start EXCERPTED DATA

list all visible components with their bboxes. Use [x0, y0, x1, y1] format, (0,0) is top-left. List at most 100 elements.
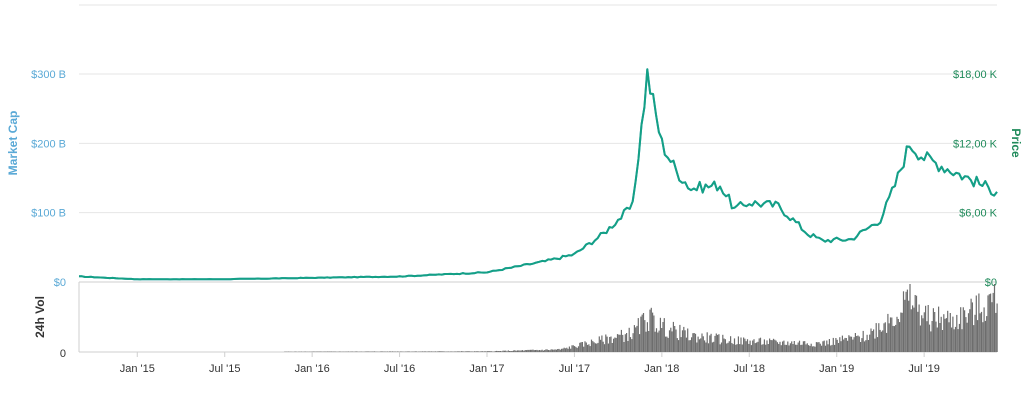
- volume-bar: [355, 351, 357, 352]
- volume-bar: [895, 324, 897, 352]
- volume-bar: [697, 336, 699, 352]
- volume-bar: [973, 325, 975, 352]
- volume-bar: [893, 326, 895, 352]
- volume-bar: [459, 351, 461, 352]
- volume-bar: [551, 349, 554, 352]
- volume-bar: [776, 342, 778, 352]
- volume-bar: [749, 340, 751, 352]
- volume-bar: [728, 341, 730, 352]
- left-tick-label: $0: [54, 277, 66, 289]
- volume-bar: [432, 351, 434, 352]
- volume-bar: [468, 351, 470, 352]
- volume-bar: [866, 334, 868, 352]
- volume-bar: [889, 317, 892, 352]
- volume-bar: [661, 328, 663, 352]
- volume-bar: [433, 351, 435, 352]
- volume-bar: [629, 337, 632, 352]
- volume-bar: [481, 351, 483, 352]
- volume-bar: [887, 313, 889, 352]
- volume-bar: [380, 351, 382, 352]
- volume-bar: [798, 340, 801, 352]
- volume-bar: [316, 351, 318, 352]
- x-tick-label: Jul '19: [908, 363, 939, 375]
- volume-bar: [683, 326, 685, 352]
- volume-bar: [797, 342, 799, 352]
- x-tick-label: Jan '19: [819, 363, 854, 375]
- volume-bar: [648, 331, 650, 352]
- volume-bar: [512, 350, 515, 352]
- volume-bar: [724, 339, 726, 352]
- volume-bar: [333, 351, 335, 352]
- volume-bar: [934, 312, 936, 352]
- volume-bar: [902, 291, 905, 352]
- volume-bar: [484, 351, 486, 352]
- volume-bar: [606, 336, 608, 352]
- volume-bar: [676, 338, 678, 352]
- volume-bar: [502, 350, 504, 352]
- volume-bar: [909, 284, 911, 352]
- volume-bar: [503, 350, 505, 352]
- volume-bar: [614, 337, 616, 352]
- volume-bar: [528, 349, 530, 352]
- volume-bar: [785, 344, 788, 352]
- volume-bar: [662, 322, 664, 352]
- volume-bar: [620, 329, 622, 352]
- volume-bar: [926, 321, 928, 352]
- volume-bar: [805, 344, 807, 352]
- volume-bar: [944, 318, 946, 352]
- volume-bar: [525, 350, 528, 352]
- volume-bar: [506, 351, 508, 352]
- volume-bar: [446, 351, 448, 352]
- volume-bar: [900, 312, 902, 352]
- volume-bar: [593, 342, 595, 352]
- volume-bar: [743, 337, 745, 352]
- volume-bar: [549, 350, 551, 352]
- volume-bar: [954, 326, 957, 352]
- right-tick-label: $0: [985, 277, 997, 289]
- volume-bar: [823, 340, 825, 352]
- volume-bar: [927, 305, 929, 352]
- volume-bar: [351, 351, 353, 352]
- volume-bar: [905, 291, 907, 352]
- volume-bar: [366, 351, 368, 352]
- volume-bar: [841, 335, 843, 352]
- volume-axis-title: 24h Vol: [33, 296, 47, 338]
- gridlines: [78, 4, 997, 353]
- volume-bar: [589, 346, 591, 352]
- volume-bar: [722, 334, 724, 352]
- volume-bar: [965, 317, 967, 352]
- volume-bar: [584, 341, 586, 352]
- volume-bar: [444, 351, 446, 352]
- volume-bar: [507, 350, 509, 352]
- volume-bar: [691, 337, 693, 352]
- volume-bar: [437, 351, 439, 352]
- left-axis-ticks: $0 $100 B $200 B $300 B: [31, 69, 66, 289]
- volume-bar: [971, 302, 973, 352]
- volume-bar: [497, 351, 499, 352]
- volume-bar: [659, 317, 661, 352]
- volume-bar: [830, 345, 832, 352]
- volume-bar: [745, 341, 747, 352]
- volume-bar: [442, 351, 444, 352]
- volume-bar: [649, 309, 651, 352]
- volume-bar: [592, 341, 594, 352]
- volume-bar: [386, 351, 388, 352]
- volume-bar: [727, 342, 729, 352]
- volume-bar: [653, 315, 655, 352]
- volume-bar: [826, 340, 828, 352]
- volume-bar: [496, 350, 498, 352]
- volume-bar: [671, 331, 673, 352]
- volume-bar: [875, 323, 877, 352]
- volume-bar: [406, 351, 408, 352]
- volume-bar: [533, 350, 535, 352]
- volume-bar: [772, 338, 775, 352]
- volume-bar: [522, 350, 524, 352]
- volume-bar: [328, 351, 330, 352]
- volume-bar: [462, 351, 464, 352]
- volume-bar: [917, 311, 919, 352]
- volume-bar: [514, 350, 516, 352]
- volume-bar: [486, 351, 489, 352]
- volume-bar: [913, 307, 915, 352]
- volume-bar: [401, 351, 403, 352]
- volume-bar: [640, 316, 642, 352]
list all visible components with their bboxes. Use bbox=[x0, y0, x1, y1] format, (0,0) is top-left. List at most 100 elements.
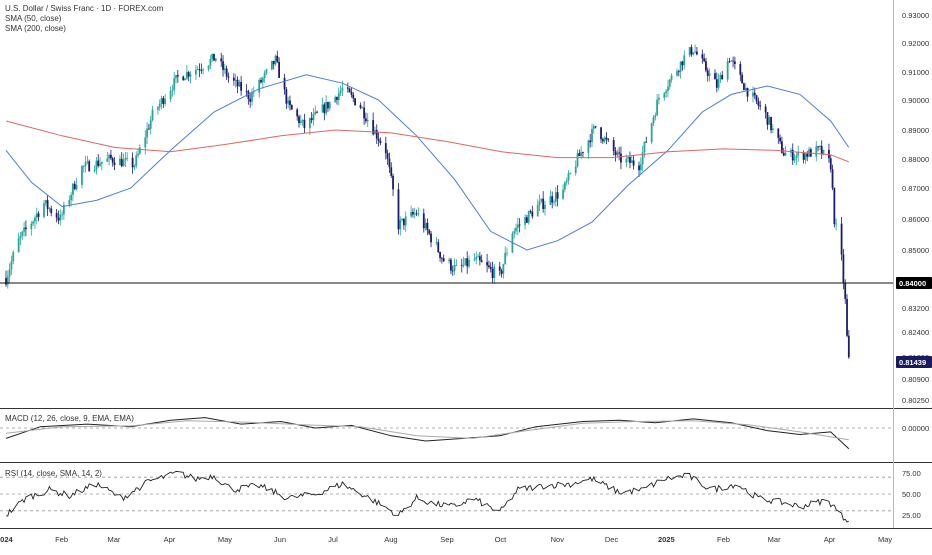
candle-body bbox=[493, 266, 496, 278]
candle-body bbox=[527, 211, 530, 223]
candle-body bbox=[366, 120, 369, 122]
candle-body bbox=[157, 107, 159, 110]
candle-body bbox=[19, 235, 22, 239]
candle-body bbox=[486, 262, 488, 266]
candle-body bbox=[232, 77, 235, 81]
macd-legend[interactable]: MACD (12, 26, close, 9, EMA, EMA) bbox=[5, 414, 134, 423]
candle-body bbox=[334, 97, 337, 103]
candle-body bbox=[361, 107, 364, 109]
candle-body bbox=[372, 120, 375, 135]
candle-body bbox=[842, 254, 845, 284]
candle-body bbox=[55, 213, 58, 218]
candle-body bbox=[594, 126, 597, 128]
candle-body bbox=[272, 60, 275, 65]
sma50-legend[interactable]: SMA (50, close) bbox=[5, 14, 62, 23]
candle-body bbox=[464, 258, 467, 265]
candle-body bbox=[625, 158, 628, 163]
time-tick-label: Sep bbox=[440, 535, 453, 544]
candle-body bbox=[663, 92, 666, 98]
candle-body bbox=[363, 107, 366, 119]
candle-body bbox=[401, 218, 403, 221]
candle-body bbox=[176, 75, 179, 77]
candle-body bbox=[384, 143, 387, 154]
candle-body bbox=[513, 231, 516, 234]
candle-body bbox=[529, 211, 532, 213]
candle-body bbox=[21, 231, 24, 236]
candle-body bbox=[549, 196, 552, 205]
candle-body bbox=[225, 68, 228, 77]
price-tick-label: 0.93000 bbox=[902, 11, 929, 20]
candle-body bbox=[569, 173, 572, 174]
candle-body bbox=[681, 61, 684, 66]
candle-body bbox=[542, 198, 545, 209]
candle-body bbox=[415, 213, 418, 215]
candle-body bbox=[240, 82, 243, 91]
candle-body bbox=[688, 47, 691, 56]
candle-body bbox=[37, 213, 40, 217]
candle-body bbox=[629, 157, 631, 163]
candle-body bbox=[6, 276, 9, 285]
candle-body bbox=[251, 93, 253, 102]
candle-body bbox=[365, 118, 367, 122]
candle-body bbox=[524, 217, 526, 225]
candle-body bbox=[580, 152, 583, 157]
candle-body bbox=[397, 189, 400, 230]
candle-body bbox=[733, 61, 736, 64]
candle-body bbox=[703, 58, 706, 62]
candle-body bbox=[683, 55, 686, 66]
candle-body bbox=[260, 80, 262, 83]
candle-body bbox=[323, 104, 326, 114]
candle-body bbox=[258, 80, 261, 93]
candle-body bbox=[135, 155, 138, 166]
candle-body bbox=[498, 266, 501, 271]
candle-body bbox=[119, 158, 121, 166]
candle-body bbox=[797, 152, 800, 156]
candle-body bbox=[23, 227, 25, 232]
candle-body bbox=[781, 141, 783, 153]
candle-body bbox=[62, 204, 65, 215]
candle-body bbox=[352, 94, 355, 99]
candle-body bbox=[822, 149, 825, 155]
candle-body bbox=[840, 223, 843, 255]
candle-body bbox=[759, 105, 762, 107]
price-tick-label: 0.83200 bbox=[902, 304, 929, 313]
candle-body bbox=[274, 55, 277, 65]
candle-body bbox=[43, 203, 45, 217]
candle-body bbox=[701, 54, 704, 59]
sma200-legend[interactable]: SMA (200, close) bbox=[5, 24, 66, 33]
candle-body bbox=[460, 264, 463, 266]
candle-body bbox=[616, 152, 619, 156]
candle-body bbox=[554, 192, 557, 202]
price-tick-label: 0.82400 bbox=[902, 328, 929, 337]
candle-body bbox=[500, 270, 503, 274]
last-price-badge bbox=[896, 356, 932, 369]
candle-body bbox=[50, 208, 53, 214]
candle-body bbox=[350, 92, 353, 95]
candle-body bbox=[677, 71, 680, 73]
candle-body bbox=[325, 101, 328, 114]
candle-body bbox=[612, 140, 615, 152]
candle-body bbox=[817, 146, 819, 148]
candle-body bbox=[665, 91, 668, 93]
candle-body bbox=[184, 78, 186, 81]
candle-body bbox=[138, 147, 141, 154]
price-tick-label: 0.86000 bbox=[902, 215, 929, 224]
candle-body bbox=[249, 98, 252, 102]
candle-body bbox=[106, 158, 109, 162]
candle-body bbox=[551, 196, 554, 203]
candle-body bbox=[209, 59, 212, 66]
time-tick-label: Apr bbox=[164, 535, 176, 544]
candle-body bbox=[339, 90, 342, 94]
candle-body bbox=[696, 51, 698, 55]
candle-body bbox=[565, 180, 568, 183]
candle-body bbox=[32, 221, 35, 224]
rsi-legend[interactable]: RSI (14, close, SMA, 14, 2) bbox=[5, 469, 102, 478]
candle-body bbox=[576, 153, 579, 167]
candle-body bbox=[82, 166, 85, 167]
candle-body bbox=[473, 259, 476, 261]
candle-body bbox=[652, 117, 655, 124]
candle-body bbox=[375, 130, 378, 139]
sma200-line bbox=[5, 120, 849, 163]
candle-body bbox=[818, 145, 821, 147]
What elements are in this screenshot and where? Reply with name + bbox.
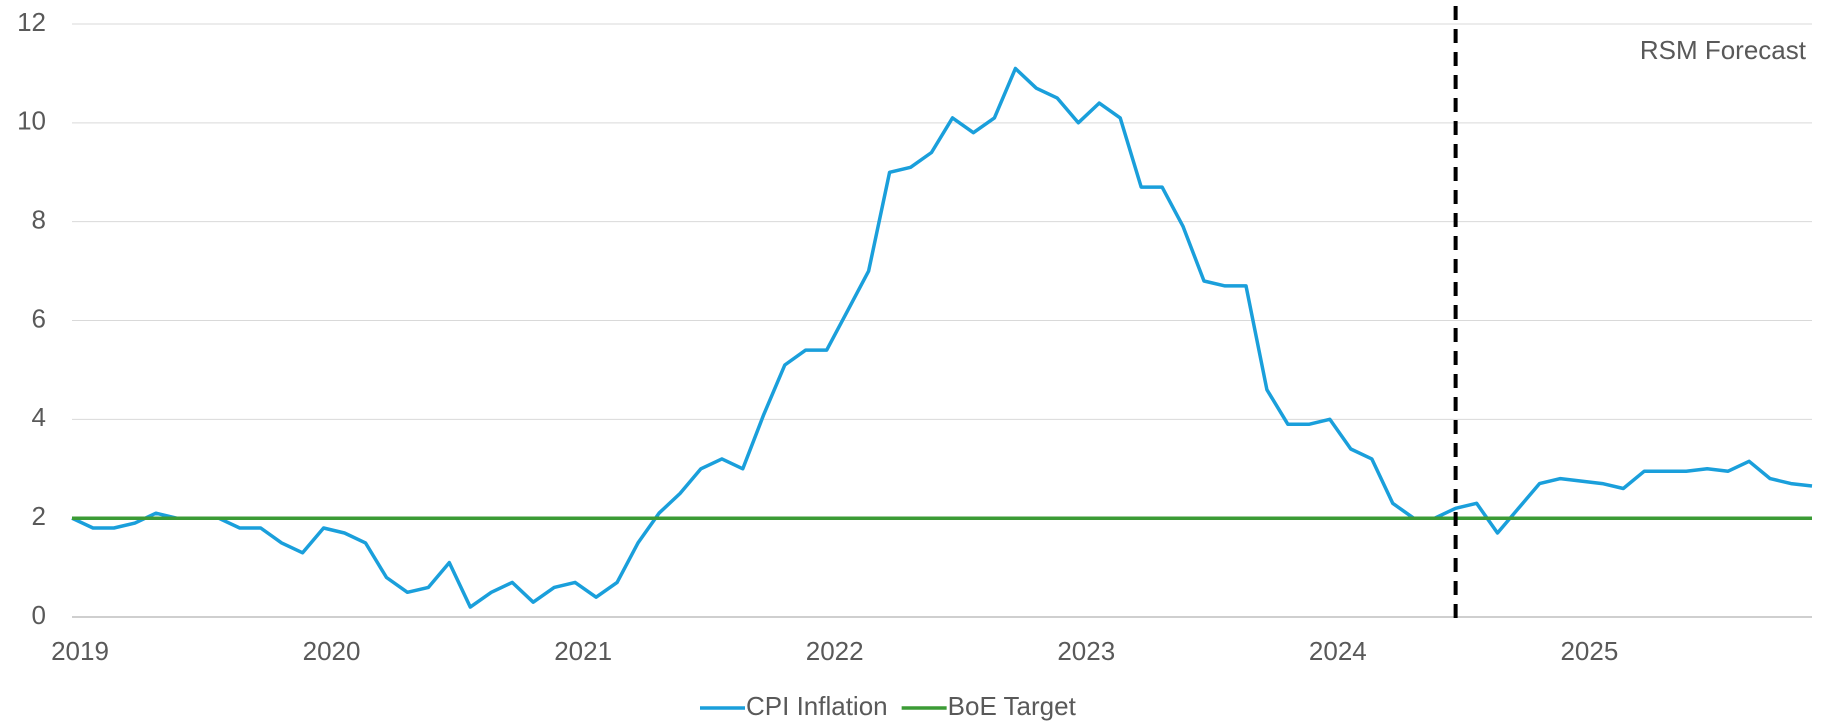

end EXCERPTED DATA

■ WHAT YOU ARE ASKED TO DO:
Copy the items above verbatim, starting at the line that contains "- volume-bar: [355, 351, 357, 352]" and ending at the line that contains "- volume-bar: [551, 349, 554, 352]".

■ CORRECT ANSWER:
- volume-bar: [355, 351, 357, 352]
- volume-bar: [895, 324, 897, 352]
- volume-bar: [697, 336, 699, 352]
- volume-bar: [973, 325, 975, 352]
- volume-bar: [893, 326, 895, 352]
- volume-bar: [459, 351, 461, 352]
- volume-bar: [551, 349, 554, 352]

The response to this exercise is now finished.